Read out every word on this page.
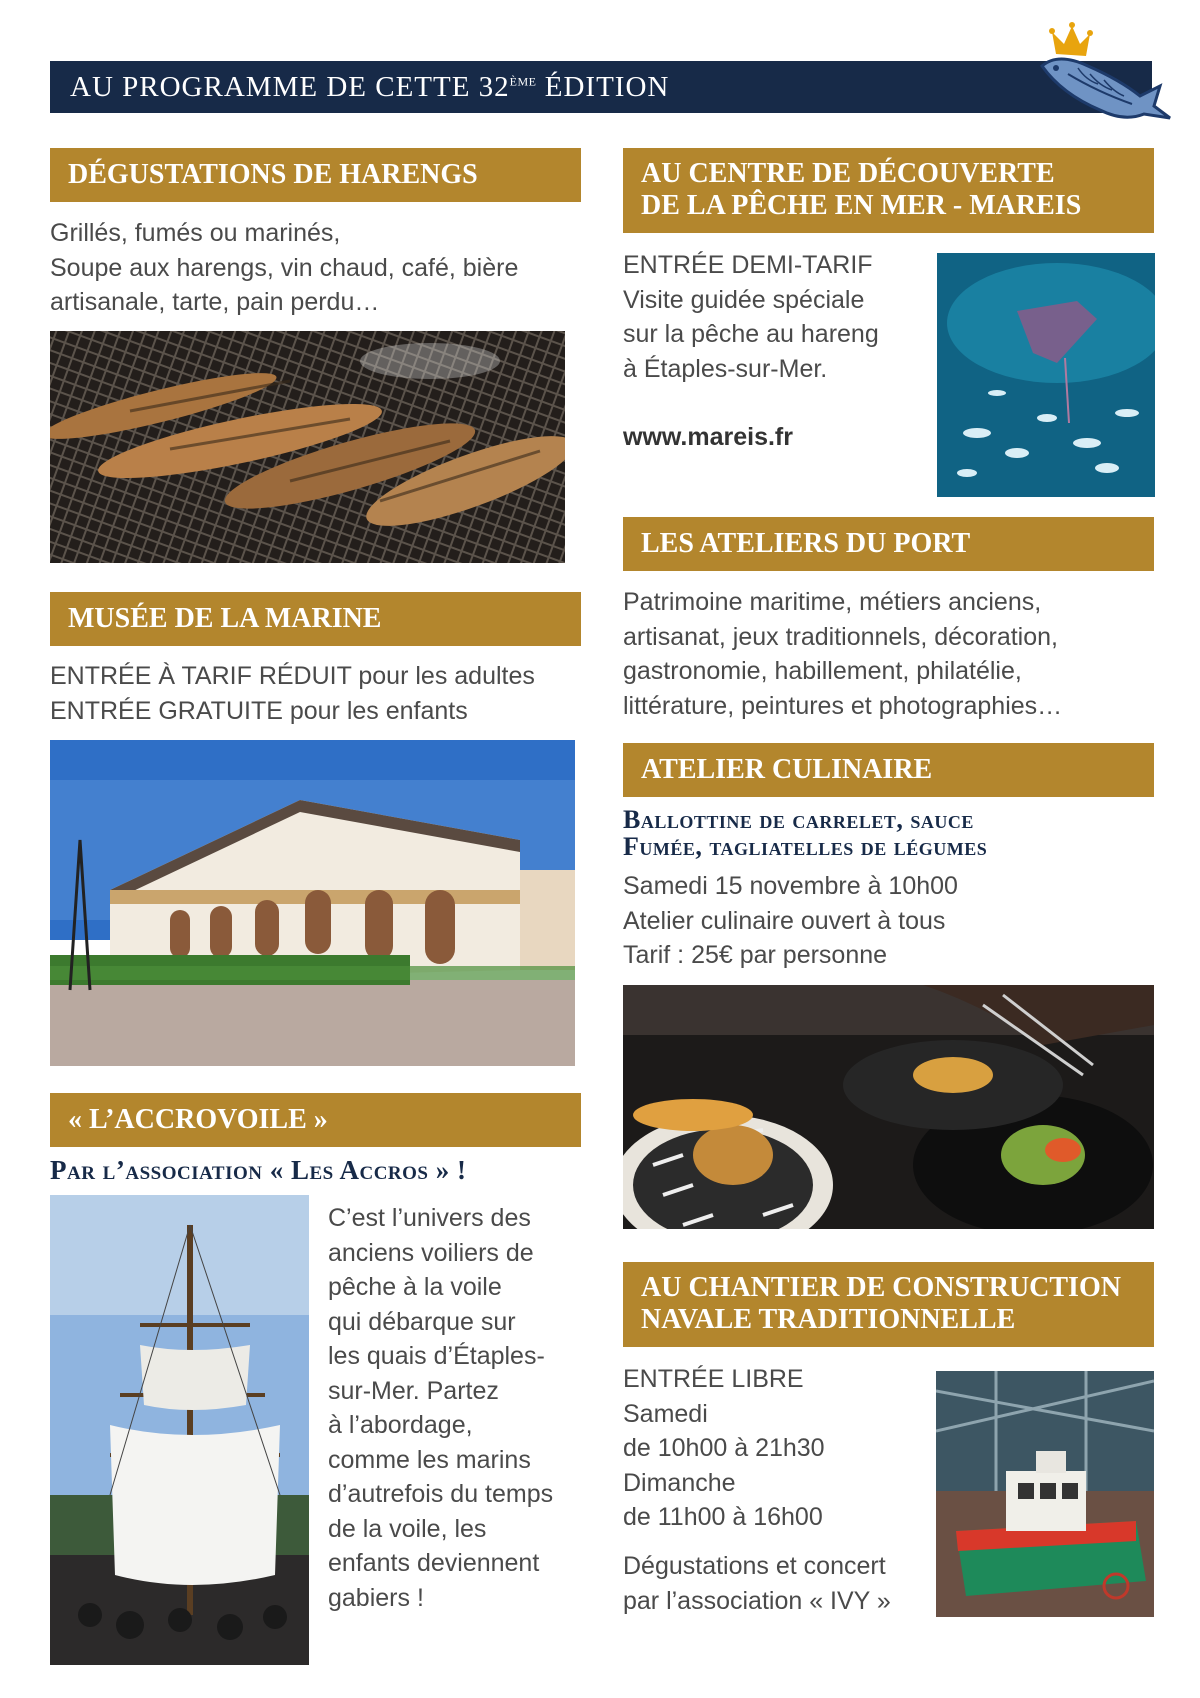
AU PROGRAMME DE CETTE 32ÈME ÉDITION
DÉGUSTATIONS DE HARENGS
Grillés, fumés ou marinés,
Soupe aux harengs, vin chaud, café, bière
artisanale, tarte, pain perdu…
MUSÉE DE LA MARINE
ENTRÉE À TARIF RÉDUIT pour les adultes
ENTRÉE GRATUITE pour les enfants
« L’ACCROVOILE »
Par l’association « Les Accros » !
C’est l’univers des
anciens voiliers de
pêche à la voile
qui débarque sur
les quais d’Étaples-
sur-Mer. Partez
à l’abordage,
comme les marins
d’autrefois du temps
de la voile, les
enfants deviennent
gabiers !
AU CENTRE DE DÉCOUVERTE
DE LA PÊCHE EN MER - MAREIS
ENTRÉE DEMI-TARIF
Visite guidée spéciale
sur la pêche au hareng
à Étaples-sur-Mer.
www.mareis.fr
LES ATELIERS DU PORT
Patrimoine maritime, métiers anciens,
artisanat, jeux traditionnels, décoration,
gastronomie, habillement, philatélie,
littérature, peintures et photographies…
ATELIER CULINAIRE
Ballottine de carrelet, sauce
Fumée, tagliatelles de légumes
Samedi 15 novembre à 10h00
Atelier culinaire ouvert à tous
Tarif : 25€ par personne
AU CHANTIER DE CONSTRUCTION
NAVALE TRADITIONNELLE
ENTRÉE LIBRE
Samedi
de 10h00 à 21h30
Dimanche
de 11h00 à 16h00
Dégustations et concert
par l’association « IVY »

** Task to complete **
How many lines of the data hold the string "association"? Reply with the number alone.

** Exercise response **
2